**PROBLEM DETAILS**
Retype all of the entries word for word.

BEGIN ENTRIES PROVIDED

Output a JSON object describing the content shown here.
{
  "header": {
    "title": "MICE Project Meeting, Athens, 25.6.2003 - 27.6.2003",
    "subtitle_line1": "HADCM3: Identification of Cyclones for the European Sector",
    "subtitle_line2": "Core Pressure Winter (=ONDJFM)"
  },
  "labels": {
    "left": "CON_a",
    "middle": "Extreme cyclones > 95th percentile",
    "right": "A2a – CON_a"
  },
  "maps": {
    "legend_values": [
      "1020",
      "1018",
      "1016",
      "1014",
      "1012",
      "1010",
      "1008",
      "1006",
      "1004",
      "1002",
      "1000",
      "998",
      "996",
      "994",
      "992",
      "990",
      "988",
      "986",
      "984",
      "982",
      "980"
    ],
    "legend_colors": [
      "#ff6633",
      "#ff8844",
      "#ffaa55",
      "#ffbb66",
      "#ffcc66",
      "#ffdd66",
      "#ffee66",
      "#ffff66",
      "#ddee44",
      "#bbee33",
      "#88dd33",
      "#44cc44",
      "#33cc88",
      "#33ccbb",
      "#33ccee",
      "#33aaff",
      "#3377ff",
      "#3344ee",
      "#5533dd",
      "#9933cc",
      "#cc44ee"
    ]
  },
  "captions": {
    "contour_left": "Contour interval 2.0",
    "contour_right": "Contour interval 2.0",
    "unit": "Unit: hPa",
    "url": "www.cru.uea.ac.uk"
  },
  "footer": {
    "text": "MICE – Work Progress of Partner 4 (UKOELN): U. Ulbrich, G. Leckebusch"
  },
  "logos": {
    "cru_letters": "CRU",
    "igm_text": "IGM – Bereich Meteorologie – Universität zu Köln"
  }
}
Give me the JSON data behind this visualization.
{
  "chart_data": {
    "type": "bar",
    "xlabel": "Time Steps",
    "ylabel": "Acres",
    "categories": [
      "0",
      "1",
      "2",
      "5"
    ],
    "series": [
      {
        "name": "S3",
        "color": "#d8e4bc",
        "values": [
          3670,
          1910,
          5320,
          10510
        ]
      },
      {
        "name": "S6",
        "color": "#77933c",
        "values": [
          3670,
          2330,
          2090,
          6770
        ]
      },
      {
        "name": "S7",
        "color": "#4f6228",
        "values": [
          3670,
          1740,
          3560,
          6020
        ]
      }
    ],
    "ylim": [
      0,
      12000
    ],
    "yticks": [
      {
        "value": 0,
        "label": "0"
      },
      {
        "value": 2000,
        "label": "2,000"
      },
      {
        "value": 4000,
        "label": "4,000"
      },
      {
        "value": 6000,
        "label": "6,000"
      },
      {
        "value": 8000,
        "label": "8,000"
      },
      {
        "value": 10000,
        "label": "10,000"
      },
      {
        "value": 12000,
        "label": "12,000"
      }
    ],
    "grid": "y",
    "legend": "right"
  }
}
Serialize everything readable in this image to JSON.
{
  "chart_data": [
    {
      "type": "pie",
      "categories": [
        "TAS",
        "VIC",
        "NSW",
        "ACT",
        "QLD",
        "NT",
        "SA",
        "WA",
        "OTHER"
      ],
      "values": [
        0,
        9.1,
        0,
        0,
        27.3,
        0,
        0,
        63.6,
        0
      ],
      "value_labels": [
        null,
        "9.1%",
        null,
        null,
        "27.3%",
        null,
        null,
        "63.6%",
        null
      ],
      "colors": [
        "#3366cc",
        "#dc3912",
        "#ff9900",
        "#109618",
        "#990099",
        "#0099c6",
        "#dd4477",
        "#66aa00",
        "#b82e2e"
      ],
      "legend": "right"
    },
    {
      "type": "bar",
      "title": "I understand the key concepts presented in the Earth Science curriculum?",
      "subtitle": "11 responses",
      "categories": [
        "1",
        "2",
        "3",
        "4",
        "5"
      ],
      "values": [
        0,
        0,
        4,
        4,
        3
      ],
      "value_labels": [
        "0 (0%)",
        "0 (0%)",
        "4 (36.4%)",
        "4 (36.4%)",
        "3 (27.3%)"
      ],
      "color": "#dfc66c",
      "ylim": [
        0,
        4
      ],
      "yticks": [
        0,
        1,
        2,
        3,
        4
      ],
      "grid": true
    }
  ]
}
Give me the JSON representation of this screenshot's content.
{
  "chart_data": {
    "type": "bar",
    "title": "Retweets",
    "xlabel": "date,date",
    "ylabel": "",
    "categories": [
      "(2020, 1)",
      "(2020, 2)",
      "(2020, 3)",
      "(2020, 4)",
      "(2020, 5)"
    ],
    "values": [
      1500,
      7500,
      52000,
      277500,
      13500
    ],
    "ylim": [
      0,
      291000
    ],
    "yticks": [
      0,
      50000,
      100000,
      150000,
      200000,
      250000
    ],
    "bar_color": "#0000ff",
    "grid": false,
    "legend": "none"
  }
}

END ENTRIES PROVIDED

**WRITTEN SOLUTION**
Output a JSON object describing the content shown here.
{
  "header": {
    "title": "MICE Project Meeting, Athens, 25.6.2003 - 27.6.2003",
    "subtitle_line1": "HADCM3: Identification of Cyclones for the European Sector",
    "subtitle_line2": "Core Pressure Winter (=ONDJFM)"
  },
  "labels": {
    "left": "CON_a",
    "middle": "Extreme cyclones > 95th percentile",
    "right": "A2a – CON_a"
  },
  "maps": {
    "legend_values": [
      "1020",
      "1018",
      "1016",
      "1014",
      "1012",
      "1010",
      "1008",
      "1006",
      "1004",
      "1002",
      "1000",
      "998",
      "996",
      "994",
      "992",
      "990",
      "988",
      "986",
      "984",
      "982",
      "980"
    ],
    "legend_colors": [
      "#ff6633",
      "#ff8844",
      "#ffaa55",
      "#ffbb66",
      "#ffcc66",
      "#ffdd66",
      "#ffee66",
      "#ffff66",
      "#ddee44",
      "#bbee33",
      "#88dd33",
      "#44cc44",
      "#33cc88",
      "#33ccbb",
      "#33ccee",
      "#33aaff",
      "#3377ff",
      "#3344ee",
      "#5533dd",
      "#9933cc",
      "#cc44ee"
    ]
  },
  "captions": {
    "contour_left": "Contour interval 2.0",
    "contour_right": "Contour interval 2.0",
    "unit": "Unit: hPa",
    "url": "www.cru.uea.ac.uk"
  },
  "footer": {
    "text": "MICE – Work Progress of Partner 4 (UKOELN): U. Ulbrich, G. Leckebusch"
  },
  "logos": {
    "cru_letters": "CRU",
    "igm_text": "IGM – Bereich Meteorologie – Universität zu Köln"
  }
}
Give me the JSON data behind this visualization.
{
  "chart_data": {
    "type": "bar",
    "xlabel": "Time Steps",
    "ylabel": "Acres",
    "categories": [
      "0",
      "1",
      "2",
      "5"
    ],
    "series": [
      {
        "name": "S3",
        "color": "#d8e4bc",
        "values": [
          3670,
          1910,
          5320,
          10510
        ]
      },
      {
        "name": "S6",
        "color": "#77933c",
        "values": [
          3670,
          2330,
          2090,
          6770
        ]
      },
      {
        "name": "S7",
        "color": "#4f6228",
        "values": [
          3670,
          1740,
          3560,
          6020
        ]
      }
    ],
    "ylim": [
      0,
      12000
    ],
    "yticks": [
      {
        "value": 0,
        "label": "0"
      },
      {
        "value": 2000,
        "label": "2,000"
      },
      {
        "value": 4000,
        "label": "4,000"
      },
      {
        "value": 6000,
        "label": "6,000"
      },
      {
        "value": 8000,
        "label": "8,000"
      },
      {
        "value": 10000,
        "label": "10,000"
      },
      {
        "value": 12000,
        "label": "12,000"
      }
    ],
    "grid": "y",
    "legend": "right"
  }
}
Serialize everything readable in this image to JSON.
{
  "chart_data": [
    {
      "type": "pie",
      "categories": [
        "TAS",
        "VIC",
        "NSW",
        "ACT",
        "QLD",
        "NT",
        "SA",
        "WA",
        "OTHER"
      ],
      "values": [
        0,
        9.1,
        0,
        0,
        27.3,
        0,
        0,
        63.6,
        0
      ],
      "value_labels": [
        null,
        "9.1%",
        null,
        null,
        "27.3%",
        null,
        null,
        "63.6%",
        null
      ],
      "colors": [
        "#3366cc",
        "#dc3912",
        "#ff9900",
        "#109618",
        "#990099",
        "#0099c6",
        "#dd4477",
        "#66aa00",
        "#b82e2e"
      ],
      "legend": "right"
    },
    {
      "type": "bar",
      "title": "I understand the key concepts presented in the Earth Science curriculum?",
      "subtitle": "11 responses",
      "categories": [
        "1",
        "2",
        "3",
        "4",
        "5"
      ],
      "values": [
        0,
        0,
        4,
        4,
        3
      ],
      "value_labels": [
        "0 (0%)",
        "0 (0%)",
        "4 (36.4%)",
        "4 (36.4%)",
        "3 (27.3%)"
      ],
      "color": "#dfc66c",
      "ylim": [
        0,
        4
      ],
      "yticks": [
        0,
        1,
        2,
        3,
        4
      ],
      "grid": true
    }
  ]
}
Give me the JSON representation of this screenshot's content.
{
  "chart_data": {
    "type": "bar",
    "title": "Retweets",
    "xlabel": "date,date",
    "ylabel": "",
    "categories": [
      "(2020, 1)",
      "(2020, 2)",
      "(2020, 3)",
      "(2020, 4)",
      "(2020, 5)"
    ],
    "values": [
      1500,
      7500,
      52000,
      277500,
      13500
    ],
    "ylim": [
      0,
      291000
    ],
    "yticks": [
      0,
      50000,
      100000,
      150000,
      200000,
      250000
    ],
    "bar_color": "#0000ff",
    "grid": false,
    "legend": "none"
  }
}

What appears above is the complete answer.